[Start STORED ROWS]

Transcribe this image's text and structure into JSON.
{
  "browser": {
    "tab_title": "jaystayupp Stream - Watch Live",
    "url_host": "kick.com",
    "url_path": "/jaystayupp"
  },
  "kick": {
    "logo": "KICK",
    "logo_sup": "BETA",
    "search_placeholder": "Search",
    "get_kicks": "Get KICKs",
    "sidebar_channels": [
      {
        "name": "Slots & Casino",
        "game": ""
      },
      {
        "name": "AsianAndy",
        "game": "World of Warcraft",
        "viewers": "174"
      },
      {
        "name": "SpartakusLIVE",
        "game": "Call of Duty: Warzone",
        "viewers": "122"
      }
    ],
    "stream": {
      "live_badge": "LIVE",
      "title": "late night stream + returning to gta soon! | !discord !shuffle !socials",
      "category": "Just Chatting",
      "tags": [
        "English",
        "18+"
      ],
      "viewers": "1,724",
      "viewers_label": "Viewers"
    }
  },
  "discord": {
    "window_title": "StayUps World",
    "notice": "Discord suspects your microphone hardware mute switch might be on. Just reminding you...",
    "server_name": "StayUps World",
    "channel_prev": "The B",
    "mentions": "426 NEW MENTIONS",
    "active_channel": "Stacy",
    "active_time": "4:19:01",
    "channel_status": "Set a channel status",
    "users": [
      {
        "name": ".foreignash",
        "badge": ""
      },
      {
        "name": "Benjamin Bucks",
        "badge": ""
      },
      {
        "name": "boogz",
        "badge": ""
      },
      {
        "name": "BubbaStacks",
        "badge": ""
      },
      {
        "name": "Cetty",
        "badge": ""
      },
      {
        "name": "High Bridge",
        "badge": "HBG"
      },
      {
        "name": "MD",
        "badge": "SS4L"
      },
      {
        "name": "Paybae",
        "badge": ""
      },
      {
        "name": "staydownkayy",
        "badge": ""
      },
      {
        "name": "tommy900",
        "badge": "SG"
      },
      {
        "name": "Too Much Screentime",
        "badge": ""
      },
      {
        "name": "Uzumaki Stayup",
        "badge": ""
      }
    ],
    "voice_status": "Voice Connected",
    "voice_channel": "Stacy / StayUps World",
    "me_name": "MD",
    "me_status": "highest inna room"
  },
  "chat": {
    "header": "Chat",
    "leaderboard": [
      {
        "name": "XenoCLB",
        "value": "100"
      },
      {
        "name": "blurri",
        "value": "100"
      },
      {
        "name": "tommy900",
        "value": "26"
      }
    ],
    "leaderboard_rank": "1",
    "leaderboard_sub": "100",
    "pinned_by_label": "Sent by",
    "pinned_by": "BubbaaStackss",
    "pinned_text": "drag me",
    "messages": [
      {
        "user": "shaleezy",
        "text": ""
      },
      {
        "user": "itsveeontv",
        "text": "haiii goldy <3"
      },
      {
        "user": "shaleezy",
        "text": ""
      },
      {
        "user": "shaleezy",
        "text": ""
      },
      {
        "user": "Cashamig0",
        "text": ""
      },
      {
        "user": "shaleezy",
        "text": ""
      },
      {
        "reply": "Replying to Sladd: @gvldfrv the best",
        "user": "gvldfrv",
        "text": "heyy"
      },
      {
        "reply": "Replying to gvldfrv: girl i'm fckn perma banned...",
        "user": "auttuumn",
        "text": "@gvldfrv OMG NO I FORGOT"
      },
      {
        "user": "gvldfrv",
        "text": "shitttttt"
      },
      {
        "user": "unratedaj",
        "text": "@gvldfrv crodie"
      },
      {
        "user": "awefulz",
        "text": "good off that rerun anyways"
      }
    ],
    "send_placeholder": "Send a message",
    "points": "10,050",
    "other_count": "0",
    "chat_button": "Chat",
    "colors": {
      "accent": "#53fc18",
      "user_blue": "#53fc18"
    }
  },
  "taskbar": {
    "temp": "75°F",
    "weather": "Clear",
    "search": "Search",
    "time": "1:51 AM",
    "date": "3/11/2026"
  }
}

[End STORED ROWS]

• **AIM**: Go through the material line by line. Show each line that contains the string "Stacy".

• **EXERCISE ANSWER**:
    "active_channel": "Stacy",
    "voice_channel": "Stacy / StayUps World",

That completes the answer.